▸ **Written problem**
Your task is to print every entry below exactly as given.

▸ **Supplied records**
#####

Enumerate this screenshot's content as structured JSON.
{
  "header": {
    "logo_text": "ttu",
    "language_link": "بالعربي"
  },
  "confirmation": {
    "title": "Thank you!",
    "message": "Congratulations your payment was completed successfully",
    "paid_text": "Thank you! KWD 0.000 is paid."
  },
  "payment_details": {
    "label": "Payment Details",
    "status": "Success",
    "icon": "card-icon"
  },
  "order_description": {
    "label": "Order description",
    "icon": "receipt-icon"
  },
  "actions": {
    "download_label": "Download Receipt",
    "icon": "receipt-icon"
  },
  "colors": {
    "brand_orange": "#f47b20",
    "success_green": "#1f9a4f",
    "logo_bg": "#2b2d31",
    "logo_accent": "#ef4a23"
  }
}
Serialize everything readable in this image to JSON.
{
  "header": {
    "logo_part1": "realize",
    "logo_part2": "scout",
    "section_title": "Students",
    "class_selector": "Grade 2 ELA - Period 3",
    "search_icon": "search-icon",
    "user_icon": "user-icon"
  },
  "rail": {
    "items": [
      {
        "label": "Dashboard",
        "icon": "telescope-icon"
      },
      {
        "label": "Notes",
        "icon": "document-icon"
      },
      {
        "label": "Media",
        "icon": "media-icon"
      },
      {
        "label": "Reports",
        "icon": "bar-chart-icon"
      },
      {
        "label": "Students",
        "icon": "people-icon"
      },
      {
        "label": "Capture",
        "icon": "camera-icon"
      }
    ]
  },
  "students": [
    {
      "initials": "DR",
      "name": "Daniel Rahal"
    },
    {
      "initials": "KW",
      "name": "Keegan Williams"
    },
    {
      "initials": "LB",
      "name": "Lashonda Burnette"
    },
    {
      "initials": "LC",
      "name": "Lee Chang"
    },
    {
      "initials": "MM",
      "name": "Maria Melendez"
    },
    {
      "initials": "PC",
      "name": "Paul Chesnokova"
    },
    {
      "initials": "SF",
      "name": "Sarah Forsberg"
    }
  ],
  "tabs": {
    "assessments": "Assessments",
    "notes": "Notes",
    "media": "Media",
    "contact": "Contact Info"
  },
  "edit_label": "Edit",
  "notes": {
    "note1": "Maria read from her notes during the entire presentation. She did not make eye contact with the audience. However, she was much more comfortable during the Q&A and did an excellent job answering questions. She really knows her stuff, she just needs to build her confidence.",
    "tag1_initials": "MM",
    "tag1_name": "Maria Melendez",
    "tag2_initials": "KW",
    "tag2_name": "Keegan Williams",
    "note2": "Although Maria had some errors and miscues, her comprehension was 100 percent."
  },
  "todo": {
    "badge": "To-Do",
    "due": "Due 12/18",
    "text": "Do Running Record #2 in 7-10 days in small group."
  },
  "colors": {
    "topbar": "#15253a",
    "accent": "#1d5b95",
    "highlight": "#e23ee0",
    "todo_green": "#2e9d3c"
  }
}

#####

▸ **Exercise result**
Enumerate this screenshot's content as structured JSON.
{
  "header": {
    "logo_text": "ttu",
    "language_link": "بالعربي"
  },
  "confirmation": {
    "title": "Thank you!",
    "message": "Congratulations your payment was completed successfully",
    "paid_text": "Thank you! KWD 0.000 is paid."
  },
  "payment_details": {
    "label": "Payment Details",
    "status": "Success",
    "icon": "card-icon"
  },
  "order_description": {
    "label": "Order description",
    "icon": "receipt-icon"
  },
  "actions": {
    "download_label": "Download Receipt",
    "icon": "receipt-icon"
  },
  "colors": {
    "brand_orange": "#f47b20",
    "success_green": "#1f9a4f",
    "logo_bg": "#2b2d31",
    "logo_accent": "#ef4a23"
  }
}
Serialize everything readable in this image to JSON.
{
  "header": {
    "logo_part1": "realize",
    "logo_part2": "scout",
    "section_title": "Students",
    "class_selector": "Grade 2 ELA - Period 3",
    "search_icon": "search-icon",
    "user_icon": "user-icon"
  },
  "rail": {
    "items": [
      {
        "label": "Dashboard",
        "icon": "telescope-icon"
      },
      {
        "label": "Notes",
        "icon": "document-icon"
      },
      {
        "label": "Media",
        "icon": "media-icon"
      },
      {
        "label": "Reports",
        "icon": "bar-chart-icon"
      },
      {
        "label": "Students",
        "icon": "people-icon"
      },
      {
        "label": "Capture",
        "icon": "camera-icon"
      }
    ]
  },
  "students": [
    {
      "initials": "DR",
      "name": "Daniel Rahal"
    },
    {
      "initials": "KW",
      "name": "Keegan Williams"
    },
    {
      "initials": "LB",
      "name": "Lashonda Burnette"
    },
    {
      "initials": "LC",
      "name": "Lee Chang"
    },
    {
      "initials": "MM",
      "name": "Maria Melendez"
    },
    {
      "initials": "PC",
      "name": "Paul Chesnokova"
    },
    {
      "initials": "SF",
      "name": "Sarah Forsberg"
    }
  ],
  "tabs": {
    "assessments": "Assessments",
    "notes": "Notes",
    "media": "Media",
    "contact": "Contact Info"
  },
  "edit_label": "Edit",
  "notes": {
    "note1": "Maria read from her notes during the entire presentation. She did not make eye contact with the audience. However, she was much more comfortable during the Q&A and did an excellent job answering questions. She really knows her stuff, she just needs to build her confidence.",
    "tag1_initials": "MM",
    "tag1_name": "Maria Melendez",
    "tag2_initials": "KW",
    "tag2_name": "Keegan Williams",
    "note2": "Although Maria had some errors and miscues, her comprehension was 100 percent."
  },
  "todo": {
    "badge": "To-Do",
    "due": "Due 12/18",
    "text": "Do Running Record #2 in 7-10 days in small group."
  },
  "colors": {
    "topbar": "#15253a",
    "accent": "#1d5b95",
    "highlight": "#e23ee0",
    "todo_green": "#2e9d3c"
  }
}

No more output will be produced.